● Stated problem:
Omit all pictures, then retype the data exactly as given.

**** Source material ****

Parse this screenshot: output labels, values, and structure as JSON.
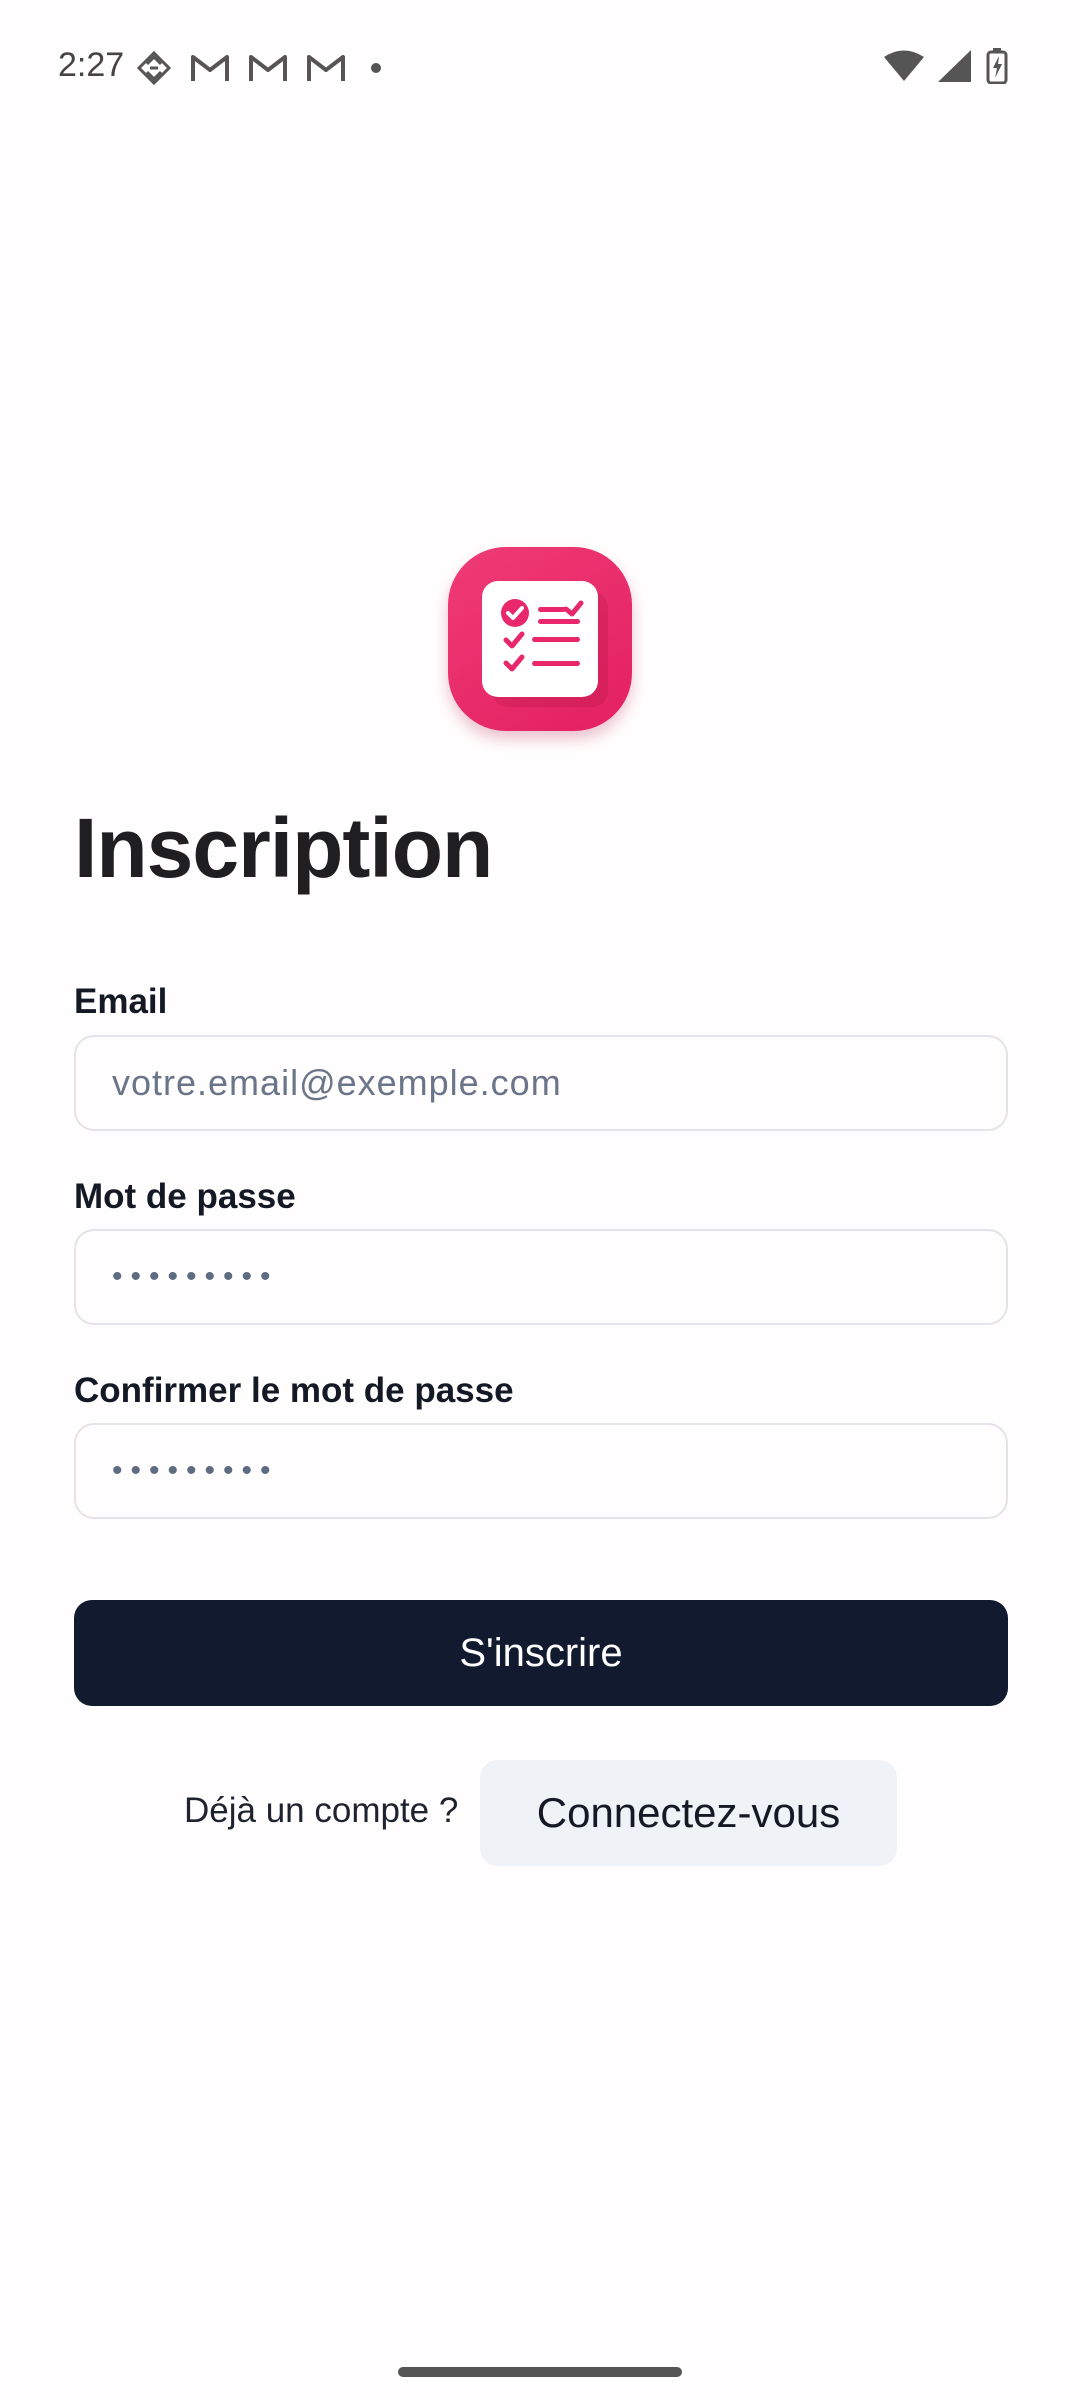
{
  "status_bar": {
    "time": "2:27",
    "left_icons": [
      "debug-icon",
      "gmail-icon",
      "gmail-icon",
      "gmail-icon",
      "dot-icon"
    ],
    "right_icons": [
      "wifi-icon",
      "signal-icon",
      "battery-charging-icon"
    ]
  },
  "app": {
    "icon": "checklist-app-icon",
    "brand_color": "#e8286a"
  },
  "page": {
    "title": "Inscription"
  },
  "form": {
    "email": {
      "label": "Email",
      "placeholder": "votre.email@exemple.com",
      "value": ""
    },
    "password": {
      "label": "Mot de passe",
      "value": "•••••••••"
    },
    "confirm_password": {
      "label": "Confirmer le mot de passe",
      "value": "•••••••••"
    },
    "submit_label": "S'inscrire",
    "submit_color": "#111a2e"
  },
  "login": {
    "prompt": "Déjà un compte ?",
    "link_label": "Connectez-vous"
  }
}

****

● Response to this task:
Parse this screenshot: output labels, values, and structure as JSON.
{
  "status_bar": {
    "time": "2:27",
    "left_icons": [
      "debug-icon",
      "gmail-icon",
      "gmail-icon",
      "gmail-icon",
      "dot-icon"
    ],
    "right_icons": [
      "wifi-icon",
      "signal-icon",
      "battery-charging-icon"
    ]
  },
  "app": {
    "icon": "checklist-app-icon",
    "brand_color": "#e8286a"
  },
  "page": {
    "title": "Inscription"
  },
  "form": {
    "email": {
      "label": "Email",
      "placeholder": "votre.email@exemple.com",
      "value": ""
    },
    "password": {
      "label": "Mot de passe",
      "value": "•••••••••"
    },
    "confirm_password": {
      "label": "Confirmer le mot de passe",
      "value": "•••••••••"
    },
    "submit_label": "S'inscrire",
    "submit_color": "#111a2e"
  },
  "login": {
    "prompt": "Déjà un compte ?",
    "link_label": "Connectez-vous"
  }
}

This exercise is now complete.